[START OF PROVIDED RECORDS]

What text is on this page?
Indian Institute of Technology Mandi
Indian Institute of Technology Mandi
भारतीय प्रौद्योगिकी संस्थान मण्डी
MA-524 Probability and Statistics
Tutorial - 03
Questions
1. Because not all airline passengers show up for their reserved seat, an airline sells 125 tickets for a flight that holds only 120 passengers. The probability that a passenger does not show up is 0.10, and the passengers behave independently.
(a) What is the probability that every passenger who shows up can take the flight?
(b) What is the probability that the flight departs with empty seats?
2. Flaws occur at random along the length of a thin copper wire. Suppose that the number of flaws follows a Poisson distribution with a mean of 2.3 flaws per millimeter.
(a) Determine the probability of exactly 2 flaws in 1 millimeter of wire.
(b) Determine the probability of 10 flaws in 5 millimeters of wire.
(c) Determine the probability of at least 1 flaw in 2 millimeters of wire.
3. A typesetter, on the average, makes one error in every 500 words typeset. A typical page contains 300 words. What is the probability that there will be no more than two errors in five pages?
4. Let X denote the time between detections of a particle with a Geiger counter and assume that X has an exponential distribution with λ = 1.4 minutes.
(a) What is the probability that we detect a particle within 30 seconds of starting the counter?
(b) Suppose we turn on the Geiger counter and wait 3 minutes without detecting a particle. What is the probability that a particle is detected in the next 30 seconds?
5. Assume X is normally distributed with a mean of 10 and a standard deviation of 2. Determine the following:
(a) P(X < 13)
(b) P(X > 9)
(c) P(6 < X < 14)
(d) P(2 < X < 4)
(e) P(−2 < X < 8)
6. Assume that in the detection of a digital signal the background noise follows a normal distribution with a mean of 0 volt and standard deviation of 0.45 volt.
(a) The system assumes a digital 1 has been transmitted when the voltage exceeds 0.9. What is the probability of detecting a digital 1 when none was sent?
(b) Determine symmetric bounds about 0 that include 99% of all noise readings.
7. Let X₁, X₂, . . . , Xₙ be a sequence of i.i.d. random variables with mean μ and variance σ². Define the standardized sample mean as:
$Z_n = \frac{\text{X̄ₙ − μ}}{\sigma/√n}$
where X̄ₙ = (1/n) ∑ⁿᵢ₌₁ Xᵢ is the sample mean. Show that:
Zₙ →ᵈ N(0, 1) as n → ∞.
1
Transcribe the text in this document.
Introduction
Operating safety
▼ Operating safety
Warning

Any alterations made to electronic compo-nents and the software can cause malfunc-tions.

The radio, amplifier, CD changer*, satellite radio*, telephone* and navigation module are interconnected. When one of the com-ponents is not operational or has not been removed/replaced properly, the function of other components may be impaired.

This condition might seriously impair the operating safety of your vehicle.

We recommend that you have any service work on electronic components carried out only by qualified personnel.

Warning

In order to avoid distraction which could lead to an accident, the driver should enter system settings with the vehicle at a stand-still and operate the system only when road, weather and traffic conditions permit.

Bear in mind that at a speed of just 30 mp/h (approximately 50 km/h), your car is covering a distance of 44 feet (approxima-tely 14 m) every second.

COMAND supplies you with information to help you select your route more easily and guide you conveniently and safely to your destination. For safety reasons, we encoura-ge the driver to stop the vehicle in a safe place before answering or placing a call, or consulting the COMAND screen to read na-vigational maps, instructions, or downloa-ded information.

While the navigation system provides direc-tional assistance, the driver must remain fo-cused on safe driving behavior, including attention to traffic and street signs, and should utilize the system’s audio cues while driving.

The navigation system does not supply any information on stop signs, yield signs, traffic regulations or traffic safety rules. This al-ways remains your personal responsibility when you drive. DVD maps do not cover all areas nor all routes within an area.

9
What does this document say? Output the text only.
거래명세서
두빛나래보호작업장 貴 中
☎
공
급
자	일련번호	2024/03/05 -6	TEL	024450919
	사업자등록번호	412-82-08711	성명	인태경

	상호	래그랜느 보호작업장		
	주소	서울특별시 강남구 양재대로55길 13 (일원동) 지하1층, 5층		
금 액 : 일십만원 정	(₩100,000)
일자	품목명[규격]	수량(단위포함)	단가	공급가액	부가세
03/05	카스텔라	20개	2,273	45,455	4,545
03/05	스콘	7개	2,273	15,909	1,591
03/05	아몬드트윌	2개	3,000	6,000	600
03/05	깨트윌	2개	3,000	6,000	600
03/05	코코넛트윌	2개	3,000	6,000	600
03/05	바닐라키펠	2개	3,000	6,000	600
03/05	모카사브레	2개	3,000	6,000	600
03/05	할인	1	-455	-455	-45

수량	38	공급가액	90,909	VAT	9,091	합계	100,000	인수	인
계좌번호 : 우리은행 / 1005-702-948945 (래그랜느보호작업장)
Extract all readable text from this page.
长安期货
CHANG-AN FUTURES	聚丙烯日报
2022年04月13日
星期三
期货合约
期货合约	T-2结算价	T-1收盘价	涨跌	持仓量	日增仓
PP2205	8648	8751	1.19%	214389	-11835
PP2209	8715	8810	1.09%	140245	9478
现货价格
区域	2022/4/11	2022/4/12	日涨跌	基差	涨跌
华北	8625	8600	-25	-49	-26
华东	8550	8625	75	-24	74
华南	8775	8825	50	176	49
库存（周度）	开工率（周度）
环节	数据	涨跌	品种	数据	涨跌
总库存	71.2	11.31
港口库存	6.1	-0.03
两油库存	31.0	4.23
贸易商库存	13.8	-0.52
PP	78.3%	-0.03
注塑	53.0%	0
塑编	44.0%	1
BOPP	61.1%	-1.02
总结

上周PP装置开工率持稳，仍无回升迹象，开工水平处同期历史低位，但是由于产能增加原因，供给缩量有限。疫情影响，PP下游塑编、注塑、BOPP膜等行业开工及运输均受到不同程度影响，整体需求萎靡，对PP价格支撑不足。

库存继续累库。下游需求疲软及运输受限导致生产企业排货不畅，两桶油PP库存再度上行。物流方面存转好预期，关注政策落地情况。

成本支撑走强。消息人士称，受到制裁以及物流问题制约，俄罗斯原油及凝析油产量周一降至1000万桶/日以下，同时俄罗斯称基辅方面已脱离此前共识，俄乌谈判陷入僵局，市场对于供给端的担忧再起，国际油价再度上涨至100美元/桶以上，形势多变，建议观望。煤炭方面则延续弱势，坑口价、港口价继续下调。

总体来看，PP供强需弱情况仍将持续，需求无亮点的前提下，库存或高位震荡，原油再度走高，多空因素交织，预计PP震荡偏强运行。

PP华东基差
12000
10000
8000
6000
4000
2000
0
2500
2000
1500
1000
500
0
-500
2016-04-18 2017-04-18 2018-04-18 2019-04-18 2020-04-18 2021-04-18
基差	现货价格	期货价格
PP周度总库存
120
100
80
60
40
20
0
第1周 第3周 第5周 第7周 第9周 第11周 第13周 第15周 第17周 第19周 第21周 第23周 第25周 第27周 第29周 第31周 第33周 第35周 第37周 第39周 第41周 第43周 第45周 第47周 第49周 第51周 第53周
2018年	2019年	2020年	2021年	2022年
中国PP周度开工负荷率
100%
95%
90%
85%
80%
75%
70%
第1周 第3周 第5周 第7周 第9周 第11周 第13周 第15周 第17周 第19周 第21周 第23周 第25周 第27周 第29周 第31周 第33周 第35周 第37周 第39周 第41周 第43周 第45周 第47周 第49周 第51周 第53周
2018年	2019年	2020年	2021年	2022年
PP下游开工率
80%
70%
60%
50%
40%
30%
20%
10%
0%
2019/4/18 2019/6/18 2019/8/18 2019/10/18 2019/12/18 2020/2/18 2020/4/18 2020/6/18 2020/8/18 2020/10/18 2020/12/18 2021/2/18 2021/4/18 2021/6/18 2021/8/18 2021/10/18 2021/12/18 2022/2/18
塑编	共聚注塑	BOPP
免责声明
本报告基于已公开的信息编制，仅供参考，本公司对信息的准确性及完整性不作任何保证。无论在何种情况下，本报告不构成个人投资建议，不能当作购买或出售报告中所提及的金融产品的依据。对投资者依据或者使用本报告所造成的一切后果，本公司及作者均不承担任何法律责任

[END OF PROVIDED RECORDS]

GOAL:
List the lines of the records where "distribution" occurs.

WRITTEN ANSWER:
2. Flaws occur at random along the length of a thin copper wire. Suppose that the number of flaws follows a Poisson distribution with a mean of 2.3 flaws per millimeter.
4. Let X denote the time between detections of a particle with a Geiger counter and assume that X has an exponential distribution with λ = 1.4 minutes.
6. Assume that in the detection of a digital signal the background noise follows a normal distribution with a mean of 0 volt and standard deviation of 0.45 volt.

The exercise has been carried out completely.